_Work to do_
Each record below is to be copied word for word, with pictures removed.

_Stored records_
>> start

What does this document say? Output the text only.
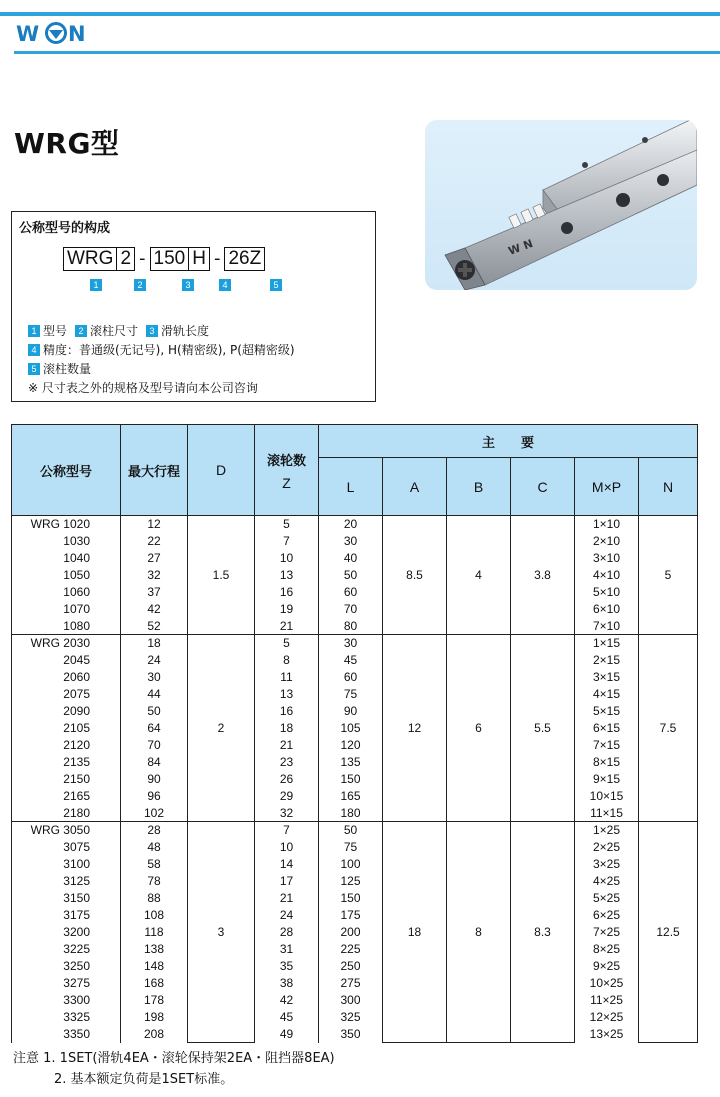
W N
WRG型
W N
公称型号的构成
WRG 2 - 150 H - 26Z
1	2	3	4	5
1 型号	2 滚柱尺寸	3 滑轨长度
4 精度：普通级(无记号), H(精密级), P(超精密级)
5 滚柱数量
※ 尺寸表之外的规格及型号请向本公司咨询
公称型号	最大行程	D	滚轮数
Z	主　　要					
				L	A	B	C	M×P	N
WRG 1020	12	1.5	5	20	8.5	4	3.8	1×10	5
1030	22		7	30				2×10	
1040	27		10	40				3×10	
1050	32		13	50				4×10	
1060	37		16	60				5×10	
1070	42		19	70				6×10	
1080	52		21	80				7×10	
WRG 2030	18	2	5	30	12	6	5.5	1×15	7.5
2045	24		8	45				2×15	
2060	30		11	60				3×15	
2075	44		13	75				4×15	
2090	50		16	90				5×15	
2105	64		18	105				6×15	
2120	70		21	120				7×15	
2135	84		23	135				8×15	
2150	90		26	150				9×15	
2165	96		29	165				10×15	
2180	102		32	180				11×15	
WRG 3050	28	3	7	50	18	8	8.3	1×25	12.5
3075	48		10	75				2×25	
3100	58		14	100				3×25	
3125	78		17	125				4×25	
3150	88		21	150				5×25	
3175	108		24	175				6×25	
3200	118		28	200				7×25	
3225	138		31	225				8×25	
3250	148		35	250				9×25	
3275	168		38	275				10×25	
3300	178		42	300				11×25	
3325	198		45	325				12×25	
3350	208		49	350				13×25	
注意 1. 1SET(滑轨4EA・滚轮保持架2EA・阻挡器8EA)
2. 基本额定负荷是1SET标准。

>> end

_Result_
What does this document say? Output the text only.
W N
WRG型
W N
公称型号的构成
WRG 2 - 150 H - 26Z
1	2	3	4	5
1 型号	2 滚柱尺寸	3 滑轨长度
4 精度：普通级(无记号), H(精密级), P(超精密级)
5 滚柱数量
※ 尺寸表之外的规格及型号请向本公司咨询
公称型号	最大行程	D	滚轮数
Z	主　　要					
				L	A	B	C	M×P	N
WRG 1020	12	1.5	5	20	8.5	4	3.8	1×10	5
1030	22		7	30				2×10	
1040	27		10	40				3×10	
1050	32		13	50				4×10	
1060	37		16	60				5×10	
1070	42		19	70				6×10	
1080	52		21	80				7×10	
WRG 2030	18	2	5	30	12	6	5.5	1×15	7.5
2045	24		8	45				2×15	
2060	30		11	60				3×15	
2075	44		13	75				4×15	
2090	50		16	90				5×15	
2105	64		18	105				6×15	
2120	70		21	120				7×15	
2135	84		23	135				8×15	
2150	90		26	150				9×15	
2165	96		29	165				10×15	
2180	102		32	180				11×15	
WRG 3050	28	3	7	50	18	8	8.3	1×25	12.5
3075	48		10	75				2×25	
3100	58		14	100				3×25	
3125	78		17	125				4×25	
3150	88		21	150				5×25	
3175	108		24	175				6×25	
3200	118		28	200				7×25	
3225	138		31	225				8×25	
3250	148		35	250				9×25	
3275	168		38	275				10×25	
3300	178		42	300				11×25	
3325	198		45	325				12×25	
3350	208		49	350				13×25	
注意 1. 1SET(滑轨4EA・滚轮保持架2EA・阻挡器8EA)
2. 基本额定负荷是1SET标准。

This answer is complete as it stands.